## start Dataset records
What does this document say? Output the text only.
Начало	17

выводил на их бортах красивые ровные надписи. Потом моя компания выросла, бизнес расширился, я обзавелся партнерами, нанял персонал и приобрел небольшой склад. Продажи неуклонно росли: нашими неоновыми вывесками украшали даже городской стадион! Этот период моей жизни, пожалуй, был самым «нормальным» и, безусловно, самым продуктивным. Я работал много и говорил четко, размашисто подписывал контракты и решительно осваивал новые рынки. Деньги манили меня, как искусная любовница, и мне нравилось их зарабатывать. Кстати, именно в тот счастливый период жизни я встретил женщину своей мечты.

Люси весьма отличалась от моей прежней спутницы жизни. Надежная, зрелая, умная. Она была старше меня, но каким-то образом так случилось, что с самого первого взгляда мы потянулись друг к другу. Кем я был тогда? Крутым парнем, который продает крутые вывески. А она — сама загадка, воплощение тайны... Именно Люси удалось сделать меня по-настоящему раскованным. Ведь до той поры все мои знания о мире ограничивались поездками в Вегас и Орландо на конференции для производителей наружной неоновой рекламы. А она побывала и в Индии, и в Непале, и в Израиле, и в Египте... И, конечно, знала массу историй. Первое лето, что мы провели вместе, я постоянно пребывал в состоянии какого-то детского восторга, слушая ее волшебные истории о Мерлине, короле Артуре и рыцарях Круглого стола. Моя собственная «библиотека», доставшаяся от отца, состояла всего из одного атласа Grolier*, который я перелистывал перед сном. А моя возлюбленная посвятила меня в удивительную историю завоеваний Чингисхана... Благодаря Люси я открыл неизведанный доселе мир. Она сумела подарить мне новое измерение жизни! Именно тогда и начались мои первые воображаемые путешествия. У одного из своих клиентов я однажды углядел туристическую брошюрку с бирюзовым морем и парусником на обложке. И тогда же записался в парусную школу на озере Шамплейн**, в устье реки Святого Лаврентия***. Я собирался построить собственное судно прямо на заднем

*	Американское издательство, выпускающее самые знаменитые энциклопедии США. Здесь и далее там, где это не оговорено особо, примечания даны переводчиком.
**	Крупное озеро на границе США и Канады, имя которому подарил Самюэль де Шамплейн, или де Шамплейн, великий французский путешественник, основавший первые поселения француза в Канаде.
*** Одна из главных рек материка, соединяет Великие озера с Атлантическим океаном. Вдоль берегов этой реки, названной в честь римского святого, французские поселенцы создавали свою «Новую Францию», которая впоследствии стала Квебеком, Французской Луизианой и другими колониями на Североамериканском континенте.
## end Dataset records
• [Challenge] All entries shown above should be printed again exactly.

• [Output of the exercise]
What does this document say? Output the text only.
Начало	17

выводил на их бортах красивые ровные надписи. Потом моя компания выросла, бизнес расширился, я обзавелся партнерами, нанял персонал и приобрел небольшой склад. Продажи неуклонно росли: нашими неоновыми вывесками украшали даже городской стадион! Этот период моей жизни, пожалуй, был самым «нормальным» и, безусловно, самым продуктивным. Я работал много и говорил четко, размашисто подписывал контракты и решительно осваивал новые рынки. Деньги манили меня, как искусная любовница, и мне нравилось их зарабатывать. Кстати, именно в тот счастливый период жизни я встретил женщину своей мечты.

Люси весьма отличалась от моей прежней спутницы жизни. Надежная, зрелая, умная. Она была старше меня, но каким-то образом так случилось, что с самого первого взгляда мы потянулись друг к другу. Кем я был тогда? Крутым парнем, который продает крутые вывески. А она — сама загадка, воплощение тайны... Именно Люси удалось сделать меня по-настоящему раскованным. Ведь до той поры все мои знания о мире ограничивались поездками в Вегас и Орландо на конференции для производителей наружной неоновой рекламы. А она побывала и в Индии, и в Непале, и в Израиле, и в Египте... И, конечно, знала массу историй. Первое лето, что мы провели вместе, я постоянно пребывал в состоянии какого-то детского восторга, слушая ее волшебные истории о Мерлине, короле Артуре и рыцарях Круглого стола. Моя собственная «библиотека», доставшаяся от отца, состояла всего из одного атласа Grolier*, который я перелистывал перед сном. А моя возлюбленная посвятила меня в удивительную историю завоеваний Чингисхана... Благодаря Люси я открыл неизведанный доселе мир. Она сумела подарить мне новое измерение жизни! Именно тогда и начались мои первые воображаемые путешествия. У одного из своих клиентов я однажды углядел туристическую брошюрку с бирюзовым морем и парусником на обложке. И тогда же записался в парусную школу на озере Шамплейн**, в устье реки Святого Лаврентия***. Я собирался построить собственное судно прямо на заднем

*	Американское издательство, выпускающее самые знаменитые энциклопедии США. Здесь и далее там, где это не оговорено особо, примечания даны переводчиком.
**	Крупное озеро на границе США и Канады, имя которому подарил Самюэль де Шамплейн, или де Шамплейн, великий французский путешественник, основавший первые поселения француза в Канаде.
*** Одна из главных рек материка, соединяет Великие озера с Атлантическим океаном. Вдоль берегов этой реки, названной в честь римского святого, французские поселенцы создавали свою «Новую Францию», которая впоследствии стала Квебеком, Французской Луизианой и другими колониями на Североамериканском континенте.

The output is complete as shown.